▶ **RECORD LIST**
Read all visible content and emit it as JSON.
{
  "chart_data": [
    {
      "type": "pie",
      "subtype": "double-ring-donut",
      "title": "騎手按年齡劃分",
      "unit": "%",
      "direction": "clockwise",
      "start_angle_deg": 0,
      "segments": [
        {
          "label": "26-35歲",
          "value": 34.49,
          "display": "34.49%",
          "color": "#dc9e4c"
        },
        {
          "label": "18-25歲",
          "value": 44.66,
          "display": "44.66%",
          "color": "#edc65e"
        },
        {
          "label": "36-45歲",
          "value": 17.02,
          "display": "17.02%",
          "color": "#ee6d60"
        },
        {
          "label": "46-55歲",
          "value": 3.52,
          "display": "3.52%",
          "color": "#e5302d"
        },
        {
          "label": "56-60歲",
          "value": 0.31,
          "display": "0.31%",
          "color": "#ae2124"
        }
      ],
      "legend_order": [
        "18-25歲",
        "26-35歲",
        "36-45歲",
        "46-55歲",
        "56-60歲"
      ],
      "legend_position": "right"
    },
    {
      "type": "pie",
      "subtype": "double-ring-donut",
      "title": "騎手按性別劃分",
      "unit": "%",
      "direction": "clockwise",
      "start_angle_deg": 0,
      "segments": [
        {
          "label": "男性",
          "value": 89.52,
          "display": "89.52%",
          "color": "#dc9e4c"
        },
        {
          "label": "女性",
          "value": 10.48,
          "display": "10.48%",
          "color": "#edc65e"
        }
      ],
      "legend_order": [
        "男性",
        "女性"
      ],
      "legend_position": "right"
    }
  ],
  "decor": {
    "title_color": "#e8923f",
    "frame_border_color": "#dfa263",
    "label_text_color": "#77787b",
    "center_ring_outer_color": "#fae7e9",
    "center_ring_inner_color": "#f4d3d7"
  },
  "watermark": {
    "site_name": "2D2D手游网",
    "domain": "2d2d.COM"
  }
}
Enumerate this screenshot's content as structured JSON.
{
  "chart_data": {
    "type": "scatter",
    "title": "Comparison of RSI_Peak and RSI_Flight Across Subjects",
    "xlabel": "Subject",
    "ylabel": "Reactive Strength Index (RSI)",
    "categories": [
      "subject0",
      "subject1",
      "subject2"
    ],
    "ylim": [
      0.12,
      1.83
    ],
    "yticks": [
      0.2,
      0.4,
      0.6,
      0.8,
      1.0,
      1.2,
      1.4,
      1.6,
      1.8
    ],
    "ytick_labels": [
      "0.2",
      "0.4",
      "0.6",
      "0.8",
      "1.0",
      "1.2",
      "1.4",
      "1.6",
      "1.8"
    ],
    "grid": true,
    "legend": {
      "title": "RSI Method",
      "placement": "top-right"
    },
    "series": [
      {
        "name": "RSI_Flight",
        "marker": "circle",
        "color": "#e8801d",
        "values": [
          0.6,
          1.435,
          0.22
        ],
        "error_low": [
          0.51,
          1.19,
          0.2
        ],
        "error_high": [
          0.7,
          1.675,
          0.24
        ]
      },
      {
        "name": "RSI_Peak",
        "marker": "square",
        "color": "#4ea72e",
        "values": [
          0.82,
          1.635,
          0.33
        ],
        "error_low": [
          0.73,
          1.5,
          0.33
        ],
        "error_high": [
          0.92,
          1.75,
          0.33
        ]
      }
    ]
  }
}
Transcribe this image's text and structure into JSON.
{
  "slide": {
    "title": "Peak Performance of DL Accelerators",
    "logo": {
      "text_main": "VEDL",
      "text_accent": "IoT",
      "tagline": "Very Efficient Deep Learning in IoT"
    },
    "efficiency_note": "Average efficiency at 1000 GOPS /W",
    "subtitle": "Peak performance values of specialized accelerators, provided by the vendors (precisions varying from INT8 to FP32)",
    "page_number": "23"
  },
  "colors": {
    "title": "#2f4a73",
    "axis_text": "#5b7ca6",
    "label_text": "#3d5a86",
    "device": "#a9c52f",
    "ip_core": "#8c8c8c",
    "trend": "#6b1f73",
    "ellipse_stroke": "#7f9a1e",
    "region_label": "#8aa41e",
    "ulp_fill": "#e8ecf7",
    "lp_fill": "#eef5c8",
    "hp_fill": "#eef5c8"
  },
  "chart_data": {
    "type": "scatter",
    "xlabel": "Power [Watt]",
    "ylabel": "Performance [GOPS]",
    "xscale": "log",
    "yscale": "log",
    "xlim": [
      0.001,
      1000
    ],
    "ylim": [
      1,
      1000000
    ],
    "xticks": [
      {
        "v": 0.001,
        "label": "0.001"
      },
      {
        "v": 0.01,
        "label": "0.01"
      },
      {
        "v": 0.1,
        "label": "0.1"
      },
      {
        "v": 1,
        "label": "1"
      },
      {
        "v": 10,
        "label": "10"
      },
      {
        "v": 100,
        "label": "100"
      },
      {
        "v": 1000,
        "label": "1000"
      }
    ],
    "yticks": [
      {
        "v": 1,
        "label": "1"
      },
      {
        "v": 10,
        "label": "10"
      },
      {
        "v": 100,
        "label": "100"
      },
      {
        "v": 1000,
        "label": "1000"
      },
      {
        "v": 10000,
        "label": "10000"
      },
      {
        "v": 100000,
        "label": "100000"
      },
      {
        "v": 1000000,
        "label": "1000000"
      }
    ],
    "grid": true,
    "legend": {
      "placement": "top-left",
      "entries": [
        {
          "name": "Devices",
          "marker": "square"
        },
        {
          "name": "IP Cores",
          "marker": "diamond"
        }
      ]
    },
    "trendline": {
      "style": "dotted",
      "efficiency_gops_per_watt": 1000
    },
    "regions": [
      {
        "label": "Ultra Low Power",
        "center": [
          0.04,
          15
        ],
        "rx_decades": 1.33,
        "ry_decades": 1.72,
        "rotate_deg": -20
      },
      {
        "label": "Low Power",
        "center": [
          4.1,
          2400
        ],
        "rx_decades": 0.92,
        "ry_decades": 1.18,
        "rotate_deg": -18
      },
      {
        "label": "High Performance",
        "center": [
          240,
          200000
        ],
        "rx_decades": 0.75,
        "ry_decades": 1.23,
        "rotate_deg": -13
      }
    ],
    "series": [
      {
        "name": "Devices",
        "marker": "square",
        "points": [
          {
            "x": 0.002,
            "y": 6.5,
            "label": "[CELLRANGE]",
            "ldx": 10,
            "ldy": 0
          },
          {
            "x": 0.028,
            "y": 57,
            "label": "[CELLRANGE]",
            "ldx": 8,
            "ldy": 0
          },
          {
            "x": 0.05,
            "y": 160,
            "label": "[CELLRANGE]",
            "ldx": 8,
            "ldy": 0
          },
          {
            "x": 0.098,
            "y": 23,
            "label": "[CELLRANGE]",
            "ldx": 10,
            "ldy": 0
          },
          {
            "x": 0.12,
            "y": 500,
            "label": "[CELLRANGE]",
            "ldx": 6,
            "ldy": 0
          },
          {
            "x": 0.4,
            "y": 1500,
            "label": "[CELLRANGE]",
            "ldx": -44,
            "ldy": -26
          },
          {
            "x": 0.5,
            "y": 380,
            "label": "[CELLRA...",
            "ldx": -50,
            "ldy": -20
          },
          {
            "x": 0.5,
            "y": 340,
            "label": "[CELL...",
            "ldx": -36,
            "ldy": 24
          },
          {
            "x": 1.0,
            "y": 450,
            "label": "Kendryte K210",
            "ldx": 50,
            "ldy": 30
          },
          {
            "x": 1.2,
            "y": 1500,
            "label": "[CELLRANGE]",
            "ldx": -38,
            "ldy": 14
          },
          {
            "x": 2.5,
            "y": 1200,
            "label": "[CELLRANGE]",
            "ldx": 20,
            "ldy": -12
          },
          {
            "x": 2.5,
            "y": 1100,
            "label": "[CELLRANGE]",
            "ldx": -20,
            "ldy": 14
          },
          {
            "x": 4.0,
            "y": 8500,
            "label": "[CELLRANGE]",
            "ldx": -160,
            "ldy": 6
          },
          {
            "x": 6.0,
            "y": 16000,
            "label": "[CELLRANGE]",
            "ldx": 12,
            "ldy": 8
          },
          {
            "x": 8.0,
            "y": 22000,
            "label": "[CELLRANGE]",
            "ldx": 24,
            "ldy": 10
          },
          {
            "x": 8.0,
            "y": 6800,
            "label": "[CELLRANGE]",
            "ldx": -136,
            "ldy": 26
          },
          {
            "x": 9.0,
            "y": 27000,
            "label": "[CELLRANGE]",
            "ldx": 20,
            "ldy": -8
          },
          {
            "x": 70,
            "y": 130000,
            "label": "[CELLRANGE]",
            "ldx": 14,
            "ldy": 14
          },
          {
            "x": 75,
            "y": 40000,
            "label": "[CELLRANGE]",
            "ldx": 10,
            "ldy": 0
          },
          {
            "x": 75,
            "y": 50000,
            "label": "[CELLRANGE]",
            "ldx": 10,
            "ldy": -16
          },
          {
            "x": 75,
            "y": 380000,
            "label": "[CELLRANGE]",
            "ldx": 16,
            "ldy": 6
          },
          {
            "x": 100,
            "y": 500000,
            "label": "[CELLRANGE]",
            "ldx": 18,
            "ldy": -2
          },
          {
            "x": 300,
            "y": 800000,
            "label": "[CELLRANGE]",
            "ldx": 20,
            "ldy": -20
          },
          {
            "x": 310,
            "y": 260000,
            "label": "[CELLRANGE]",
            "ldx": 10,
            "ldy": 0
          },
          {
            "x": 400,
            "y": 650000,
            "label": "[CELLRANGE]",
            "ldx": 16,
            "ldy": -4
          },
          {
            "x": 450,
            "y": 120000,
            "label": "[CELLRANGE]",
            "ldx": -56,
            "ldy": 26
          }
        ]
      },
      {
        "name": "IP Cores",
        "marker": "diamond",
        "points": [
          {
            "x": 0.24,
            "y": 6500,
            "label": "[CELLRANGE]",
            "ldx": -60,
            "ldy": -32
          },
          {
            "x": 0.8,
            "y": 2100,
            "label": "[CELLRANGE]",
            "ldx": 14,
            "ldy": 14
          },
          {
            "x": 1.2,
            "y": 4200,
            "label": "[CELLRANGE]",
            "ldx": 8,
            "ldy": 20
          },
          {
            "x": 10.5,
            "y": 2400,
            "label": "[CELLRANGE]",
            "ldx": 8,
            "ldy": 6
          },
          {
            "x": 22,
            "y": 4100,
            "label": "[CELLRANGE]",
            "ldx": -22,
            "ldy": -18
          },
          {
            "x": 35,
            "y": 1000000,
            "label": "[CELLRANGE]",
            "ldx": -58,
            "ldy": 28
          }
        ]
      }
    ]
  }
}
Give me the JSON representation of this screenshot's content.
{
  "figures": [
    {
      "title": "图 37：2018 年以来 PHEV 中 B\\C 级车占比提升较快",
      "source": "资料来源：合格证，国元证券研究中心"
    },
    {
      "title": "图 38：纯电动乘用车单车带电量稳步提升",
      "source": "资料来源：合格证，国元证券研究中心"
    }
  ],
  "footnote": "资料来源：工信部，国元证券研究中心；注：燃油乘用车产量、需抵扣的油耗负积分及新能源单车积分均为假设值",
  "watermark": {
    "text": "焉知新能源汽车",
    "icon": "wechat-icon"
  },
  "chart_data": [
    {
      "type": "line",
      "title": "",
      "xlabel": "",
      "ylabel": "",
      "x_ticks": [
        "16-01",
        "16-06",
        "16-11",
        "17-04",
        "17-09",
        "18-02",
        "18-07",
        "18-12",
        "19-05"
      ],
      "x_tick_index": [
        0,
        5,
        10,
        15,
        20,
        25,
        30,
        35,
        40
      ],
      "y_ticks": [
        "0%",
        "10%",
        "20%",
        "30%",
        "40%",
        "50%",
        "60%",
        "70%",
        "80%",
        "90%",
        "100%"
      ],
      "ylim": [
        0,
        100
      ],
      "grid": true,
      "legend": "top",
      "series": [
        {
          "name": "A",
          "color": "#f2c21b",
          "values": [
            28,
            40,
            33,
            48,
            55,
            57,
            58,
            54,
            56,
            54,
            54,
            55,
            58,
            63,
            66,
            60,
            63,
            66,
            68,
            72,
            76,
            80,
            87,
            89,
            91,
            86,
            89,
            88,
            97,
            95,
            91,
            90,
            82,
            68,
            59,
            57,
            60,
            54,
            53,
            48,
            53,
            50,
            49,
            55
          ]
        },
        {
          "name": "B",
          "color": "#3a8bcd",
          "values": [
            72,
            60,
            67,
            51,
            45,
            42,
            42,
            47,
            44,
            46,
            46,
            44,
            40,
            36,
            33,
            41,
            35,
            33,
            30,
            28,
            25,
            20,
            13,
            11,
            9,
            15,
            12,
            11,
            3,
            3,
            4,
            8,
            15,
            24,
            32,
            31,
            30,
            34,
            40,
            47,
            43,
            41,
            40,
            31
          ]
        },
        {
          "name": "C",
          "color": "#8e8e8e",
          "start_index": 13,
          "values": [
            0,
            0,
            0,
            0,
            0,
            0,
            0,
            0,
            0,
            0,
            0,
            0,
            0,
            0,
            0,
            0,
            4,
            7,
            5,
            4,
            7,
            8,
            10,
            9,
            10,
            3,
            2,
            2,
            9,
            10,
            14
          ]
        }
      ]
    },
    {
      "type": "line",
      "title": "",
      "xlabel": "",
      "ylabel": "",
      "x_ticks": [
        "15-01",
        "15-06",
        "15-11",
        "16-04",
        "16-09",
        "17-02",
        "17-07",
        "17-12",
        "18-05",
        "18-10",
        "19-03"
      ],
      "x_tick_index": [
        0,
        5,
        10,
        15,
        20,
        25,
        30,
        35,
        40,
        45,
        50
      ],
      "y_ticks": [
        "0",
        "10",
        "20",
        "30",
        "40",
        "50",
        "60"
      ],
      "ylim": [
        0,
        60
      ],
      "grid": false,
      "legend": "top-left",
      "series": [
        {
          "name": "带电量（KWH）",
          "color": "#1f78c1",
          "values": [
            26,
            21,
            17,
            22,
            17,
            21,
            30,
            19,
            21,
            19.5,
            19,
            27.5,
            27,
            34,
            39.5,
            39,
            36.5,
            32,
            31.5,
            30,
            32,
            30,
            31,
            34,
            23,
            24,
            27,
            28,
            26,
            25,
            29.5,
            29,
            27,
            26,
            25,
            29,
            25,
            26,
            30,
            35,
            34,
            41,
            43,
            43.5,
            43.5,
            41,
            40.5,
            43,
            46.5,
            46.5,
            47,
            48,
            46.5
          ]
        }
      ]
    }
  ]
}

▶ **EXERCISE**
From the entries above, collect every line with the string "marker" in it.

▶ **COMPLETE OUTPUT**
        "marker": "circle",
        "marker": "square",
          "marker": "square"
          "marker": "diamond"
        "marker": "square",
        "marker": "diamond",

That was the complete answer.